→ **Requirement**
Pick out the lines below that contain the string "Unusual" and copy them all.

++++ Source material

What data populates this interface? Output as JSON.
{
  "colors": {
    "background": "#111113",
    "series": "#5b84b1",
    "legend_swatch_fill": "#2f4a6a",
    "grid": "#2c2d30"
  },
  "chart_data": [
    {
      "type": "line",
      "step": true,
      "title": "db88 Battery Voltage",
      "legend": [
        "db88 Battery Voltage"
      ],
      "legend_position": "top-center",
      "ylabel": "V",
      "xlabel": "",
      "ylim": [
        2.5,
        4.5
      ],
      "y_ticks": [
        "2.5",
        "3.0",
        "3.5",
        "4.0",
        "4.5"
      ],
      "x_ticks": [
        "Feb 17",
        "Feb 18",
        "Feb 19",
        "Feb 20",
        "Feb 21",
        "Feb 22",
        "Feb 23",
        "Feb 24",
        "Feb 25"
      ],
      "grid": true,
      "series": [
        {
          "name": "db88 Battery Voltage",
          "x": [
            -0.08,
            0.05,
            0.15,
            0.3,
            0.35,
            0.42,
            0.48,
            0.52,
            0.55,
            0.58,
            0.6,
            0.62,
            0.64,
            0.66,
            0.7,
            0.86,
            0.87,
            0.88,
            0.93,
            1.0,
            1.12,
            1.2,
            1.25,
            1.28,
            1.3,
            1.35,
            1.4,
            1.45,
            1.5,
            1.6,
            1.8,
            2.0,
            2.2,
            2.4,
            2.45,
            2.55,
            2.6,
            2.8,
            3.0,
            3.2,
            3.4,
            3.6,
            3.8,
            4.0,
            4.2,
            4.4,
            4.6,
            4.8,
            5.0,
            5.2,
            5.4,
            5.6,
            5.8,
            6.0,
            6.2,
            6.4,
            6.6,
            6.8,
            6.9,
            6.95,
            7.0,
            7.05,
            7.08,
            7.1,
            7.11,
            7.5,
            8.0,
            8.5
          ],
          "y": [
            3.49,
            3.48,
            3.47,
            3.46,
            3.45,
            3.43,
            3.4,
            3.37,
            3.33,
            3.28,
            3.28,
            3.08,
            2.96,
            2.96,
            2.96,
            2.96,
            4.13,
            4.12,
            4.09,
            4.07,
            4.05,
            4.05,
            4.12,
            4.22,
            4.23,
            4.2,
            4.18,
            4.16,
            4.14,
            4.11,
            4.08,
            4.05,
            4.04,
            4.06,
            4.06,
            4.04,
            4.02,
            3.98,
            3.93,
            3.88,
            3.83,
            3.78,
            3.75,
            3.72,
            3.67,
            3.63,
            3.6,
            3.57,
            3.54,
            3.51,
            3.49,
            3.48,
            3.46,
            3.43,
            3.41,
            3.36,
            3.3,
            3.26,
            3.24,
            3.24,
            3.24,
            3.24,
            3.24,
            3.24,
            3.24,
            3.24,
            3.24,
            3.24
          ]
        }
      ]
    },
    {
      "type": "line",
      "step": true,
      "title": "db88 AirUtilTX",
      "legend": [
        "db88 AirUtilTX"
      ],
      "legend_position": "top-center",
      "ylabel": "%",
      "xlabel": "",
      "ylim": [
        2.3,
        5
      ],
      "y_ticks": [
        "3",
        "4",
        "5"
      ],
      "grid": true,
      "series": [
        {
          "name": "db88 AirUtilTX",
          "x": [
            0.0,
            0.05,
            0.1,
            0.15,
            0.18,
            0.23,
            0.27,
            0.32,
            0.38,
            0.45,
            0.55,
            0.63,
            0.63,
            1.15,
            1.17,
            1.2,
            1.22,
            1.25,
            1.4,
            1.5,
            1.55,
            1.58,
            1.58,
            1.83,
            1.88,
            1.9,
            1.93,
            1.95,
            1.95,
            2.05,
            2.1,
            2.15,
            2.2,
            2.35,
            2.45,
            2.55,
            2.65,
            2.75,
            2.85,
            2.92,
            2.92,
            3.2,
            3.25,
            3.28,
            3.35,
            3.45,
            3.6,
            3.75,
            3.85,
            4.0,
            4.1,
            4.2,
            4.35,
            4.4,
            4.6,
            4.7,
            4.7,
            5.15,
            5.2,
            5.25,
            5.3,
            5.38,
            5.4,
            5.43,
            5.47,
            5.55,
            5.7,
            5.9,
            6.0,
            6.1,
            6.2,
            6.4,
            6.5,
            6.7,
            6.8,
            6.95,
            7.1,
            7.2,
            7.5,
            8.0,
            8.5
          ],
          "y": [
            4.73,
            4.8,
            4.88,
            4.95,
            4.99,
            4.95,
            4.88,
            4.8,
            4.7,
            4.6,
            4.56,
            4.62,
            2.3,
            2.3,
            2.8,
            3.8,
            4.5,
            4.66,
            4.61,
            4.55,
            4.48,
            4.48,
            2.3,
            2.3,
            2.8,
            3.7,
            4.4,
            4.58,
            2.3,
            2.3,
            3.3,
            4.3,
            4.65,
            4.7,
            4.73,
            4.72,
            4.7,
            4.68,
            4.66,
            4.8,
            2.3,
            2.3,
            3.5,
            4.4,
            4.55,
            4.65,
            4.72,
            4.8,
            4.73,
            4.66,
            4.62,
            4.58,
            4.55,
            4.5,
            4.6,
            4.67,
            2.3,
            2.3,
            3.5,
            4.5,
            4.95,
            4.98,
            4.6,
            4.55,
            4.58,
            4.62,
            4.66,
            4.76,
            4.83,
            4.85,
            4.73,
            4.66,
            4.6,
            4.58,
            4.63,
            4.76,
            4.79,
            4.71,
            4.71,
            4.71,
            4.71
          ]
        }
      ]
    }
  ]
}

++++++++
++++ Source material

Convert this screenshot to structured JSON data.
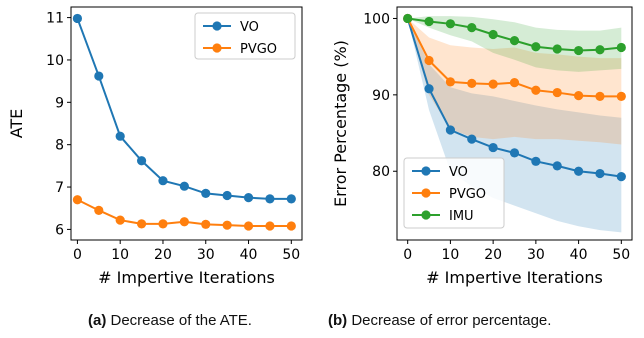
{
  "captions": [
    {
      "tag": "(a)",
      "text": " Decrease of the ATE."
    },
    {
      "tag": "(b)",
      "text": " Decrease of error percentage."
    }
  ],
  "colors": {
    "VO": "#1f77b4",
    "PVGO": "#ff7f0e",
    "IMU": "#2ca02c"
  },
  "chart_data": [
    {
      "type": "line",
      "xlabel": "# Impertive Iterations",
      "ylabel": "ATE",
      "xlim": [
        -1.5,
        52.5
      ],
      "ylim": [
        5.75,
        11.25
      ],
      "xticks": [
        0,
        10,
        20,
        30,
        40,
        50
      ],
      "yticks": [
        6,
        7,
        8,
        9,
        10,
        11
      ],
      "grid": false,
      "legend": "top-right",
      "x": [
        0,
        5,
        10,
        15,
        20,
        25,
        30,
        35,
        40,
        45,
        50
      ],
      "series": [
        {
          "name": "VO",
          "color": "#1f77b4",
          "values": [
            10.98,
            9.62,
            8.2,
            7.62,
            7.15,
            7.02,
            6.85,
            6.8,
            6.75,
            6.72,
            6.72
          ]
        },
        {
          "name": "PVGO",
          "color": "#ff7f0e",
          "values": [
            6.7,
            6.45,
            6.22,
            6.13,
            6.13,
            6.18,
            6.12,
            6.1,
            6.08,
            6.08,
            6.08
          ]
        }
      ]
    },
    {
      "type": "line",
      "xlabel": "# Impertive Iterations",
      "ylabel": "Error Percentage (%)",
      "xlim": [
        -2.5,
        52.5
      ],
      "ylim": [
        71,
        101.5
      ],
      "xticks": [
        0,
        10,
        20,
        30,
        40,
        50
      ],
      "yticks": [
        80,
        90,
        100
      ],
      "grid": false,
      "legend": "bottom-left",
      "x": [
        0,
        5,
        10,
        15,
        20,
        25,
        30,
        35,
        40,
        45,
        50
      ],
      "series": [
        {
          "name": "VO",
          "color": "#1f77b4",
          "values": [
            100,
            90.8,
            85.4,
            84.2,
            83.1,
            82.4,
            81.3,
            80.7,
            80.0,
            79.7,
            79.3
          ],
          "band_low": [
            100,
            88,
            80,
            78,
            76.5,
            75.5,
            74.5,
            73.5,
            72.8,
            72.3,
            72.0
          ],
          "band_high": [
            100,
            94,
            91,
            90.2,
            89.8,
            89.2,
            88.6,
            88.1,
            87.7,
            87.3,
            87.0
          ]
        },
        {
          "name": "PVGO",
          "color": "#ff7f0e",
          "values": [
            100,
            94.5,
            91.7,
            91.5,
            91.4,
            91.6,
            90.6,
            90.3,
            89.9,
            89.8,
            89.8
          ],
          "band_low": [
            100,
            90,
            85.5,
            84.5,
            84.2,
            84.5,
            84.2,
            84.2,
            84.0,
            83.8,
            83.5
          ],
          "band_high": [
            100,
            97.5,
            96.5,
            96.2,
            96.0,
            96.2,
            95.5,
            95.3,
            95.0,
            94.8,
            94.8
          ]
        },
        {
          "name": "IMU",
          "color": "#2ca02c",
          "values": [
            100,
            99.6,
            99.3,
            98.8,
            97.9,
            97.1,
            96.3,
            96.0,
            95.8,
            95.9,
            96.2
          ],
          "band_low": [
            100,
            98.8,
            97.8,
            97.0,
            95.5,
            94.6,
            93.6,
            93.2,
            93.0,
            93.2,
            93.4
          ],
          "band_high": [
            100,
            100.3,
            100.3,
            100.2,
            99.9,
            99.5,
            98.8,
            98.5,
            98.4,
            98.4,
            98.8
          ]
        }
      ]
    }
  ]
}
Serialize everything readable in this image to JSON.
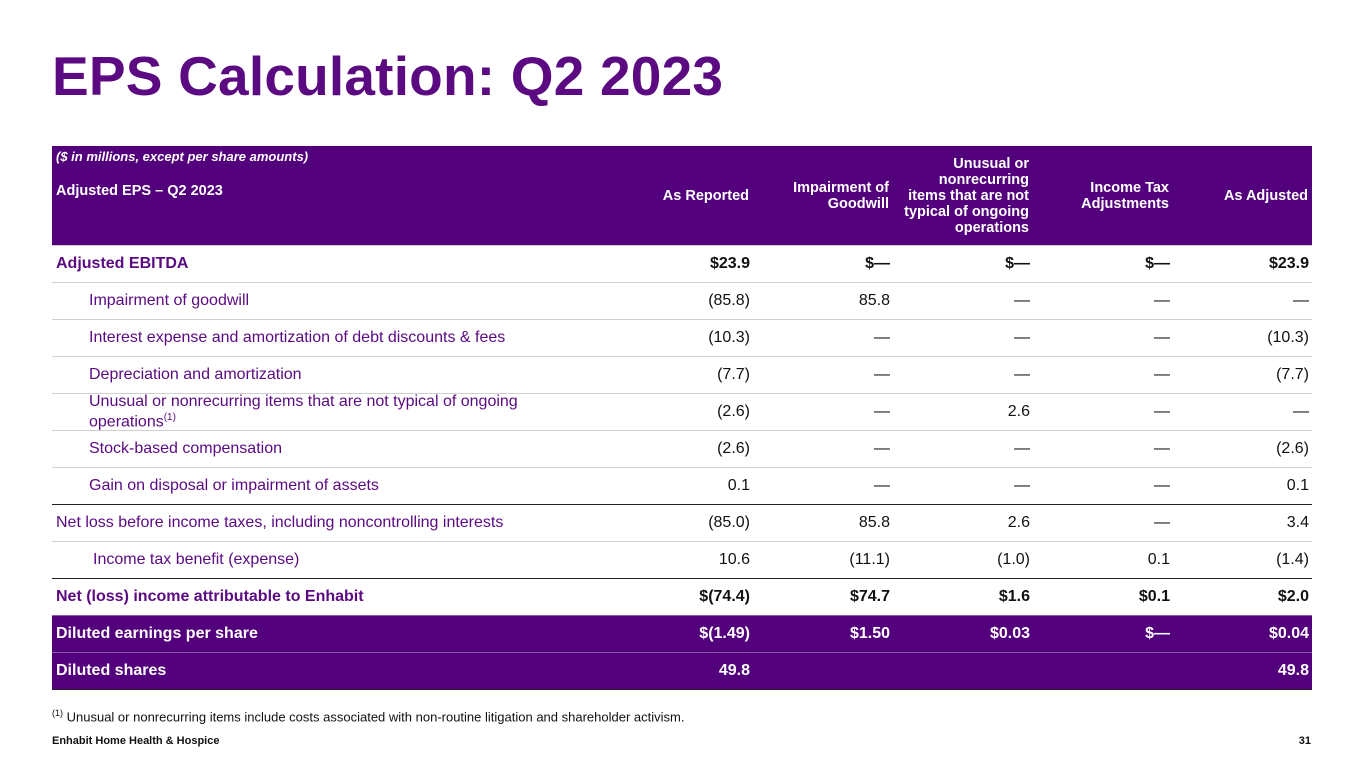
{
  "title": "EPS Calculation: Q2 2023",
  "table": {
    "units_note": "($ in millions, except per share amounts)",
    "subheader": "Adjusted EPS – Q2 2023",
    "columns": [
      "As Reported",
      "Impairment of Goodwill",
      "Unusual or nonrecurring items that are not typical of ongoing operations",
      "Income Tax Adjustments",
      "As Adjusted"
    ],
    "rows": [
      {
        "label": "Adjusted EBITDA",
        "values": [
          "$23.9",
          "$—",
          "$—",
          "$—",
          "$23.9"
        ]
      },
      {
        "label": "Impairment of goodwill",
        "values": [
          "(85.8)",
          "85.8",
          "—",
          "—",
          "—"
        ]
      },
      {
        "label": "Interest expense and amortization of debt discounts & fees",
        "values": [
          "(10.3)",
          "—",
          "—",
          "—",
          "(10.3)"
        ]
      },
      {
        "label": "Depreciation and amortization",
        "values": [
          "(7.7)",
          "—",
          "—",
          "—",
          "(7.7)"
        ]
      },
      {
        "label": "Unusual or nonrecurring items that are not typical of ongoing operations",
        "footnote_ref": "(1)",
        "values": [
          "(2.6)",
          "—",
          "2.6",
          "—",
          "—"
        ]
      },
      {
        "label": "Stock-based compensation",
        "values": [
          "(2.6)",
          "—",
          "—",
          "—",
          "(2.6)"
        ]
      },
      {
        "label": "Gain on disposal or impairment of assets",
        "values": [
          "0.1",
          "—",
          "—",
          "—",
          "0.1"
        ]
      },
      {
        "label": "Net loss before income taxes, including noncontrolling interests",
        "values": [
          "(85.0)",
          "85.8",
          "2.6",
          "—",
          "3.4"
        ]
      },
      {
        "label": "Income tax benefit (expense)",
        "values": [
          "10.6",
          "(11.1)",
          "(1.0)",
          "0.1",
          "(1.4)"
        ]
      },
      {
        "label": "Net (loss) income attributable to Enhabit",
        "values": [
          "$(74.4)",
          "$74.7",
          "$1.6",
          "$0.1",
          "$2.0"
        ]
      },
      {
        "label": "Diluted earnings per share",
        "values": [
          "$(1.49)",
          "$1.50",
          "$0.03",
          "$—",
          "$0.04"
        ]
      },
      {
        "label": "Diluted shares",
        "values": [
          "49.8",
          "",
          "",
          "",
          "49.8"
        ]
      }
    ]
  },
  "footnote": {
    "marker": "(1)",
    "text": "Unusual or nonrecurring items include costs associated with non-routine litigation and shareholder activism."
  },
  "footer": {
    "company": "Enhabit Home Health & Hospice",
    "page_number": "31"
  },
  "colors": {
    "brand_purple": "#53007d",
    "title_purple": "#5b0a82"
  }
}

++++++++
++++ Source material

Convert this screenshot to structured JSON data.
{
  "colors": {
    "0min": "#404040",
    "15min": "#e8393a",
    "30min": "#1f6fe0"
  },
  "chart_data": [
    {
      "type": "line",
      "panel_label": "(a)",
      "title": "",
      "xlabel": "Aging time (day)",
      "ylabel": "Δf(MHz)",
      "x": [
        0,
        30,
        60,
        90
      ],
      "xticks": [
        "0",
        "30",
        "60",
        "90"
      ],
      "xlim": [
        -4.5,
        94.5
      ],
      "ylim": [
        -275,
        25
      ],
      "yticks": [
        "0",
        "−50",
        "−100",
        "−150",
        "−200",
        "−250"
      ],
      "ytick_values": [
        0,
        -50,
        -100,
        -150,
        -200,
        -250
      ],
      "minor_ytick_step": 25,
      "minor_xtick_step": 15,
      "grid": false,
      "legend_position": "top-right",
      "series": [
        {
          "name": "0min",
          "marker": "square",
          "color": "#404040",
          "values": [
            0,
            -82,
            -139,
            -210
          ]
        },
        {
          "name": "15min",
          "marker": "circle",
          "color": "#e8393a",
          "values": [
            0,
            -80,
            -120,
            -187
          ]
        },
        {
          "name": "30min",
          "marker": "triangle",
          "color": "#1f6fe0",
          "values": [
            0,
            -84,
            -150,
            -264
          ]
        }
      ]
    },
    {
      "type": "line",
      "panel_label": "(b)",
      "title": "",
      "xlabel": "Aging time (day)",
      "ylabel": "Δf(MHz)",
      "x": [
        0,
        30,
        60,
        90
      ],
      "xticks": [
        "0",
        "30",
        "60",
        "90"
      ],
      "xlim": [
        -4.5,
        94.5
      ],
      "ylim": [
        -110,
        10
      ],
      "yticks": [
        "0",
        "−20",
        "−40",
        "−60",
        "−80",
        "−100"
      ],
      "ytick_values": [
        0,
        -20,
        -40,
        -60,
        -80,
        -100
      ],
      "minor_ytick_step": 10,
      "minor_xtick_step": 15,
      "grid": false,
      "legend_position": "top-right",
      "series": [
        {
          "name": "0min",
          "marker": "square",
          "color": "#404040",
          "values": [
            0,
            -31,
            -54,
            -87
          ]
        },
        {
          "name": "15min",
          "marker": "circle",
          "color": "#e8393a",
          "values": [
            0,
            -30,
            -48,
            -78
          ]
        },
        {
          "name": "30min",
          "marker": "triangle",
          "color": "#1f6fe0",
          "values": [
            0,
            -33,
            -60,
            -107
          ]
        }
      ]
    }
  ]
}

++++++++

→ **Task result**
      "Unusual or nonrecurring items that are not typical of ongoing operations",
        "label": "Unusual or nonrecurring items that are not typical of ongoing operations",
    "text": "Unusual or nonrecurring items include costs associated with non-routine litigation and shareholder activism."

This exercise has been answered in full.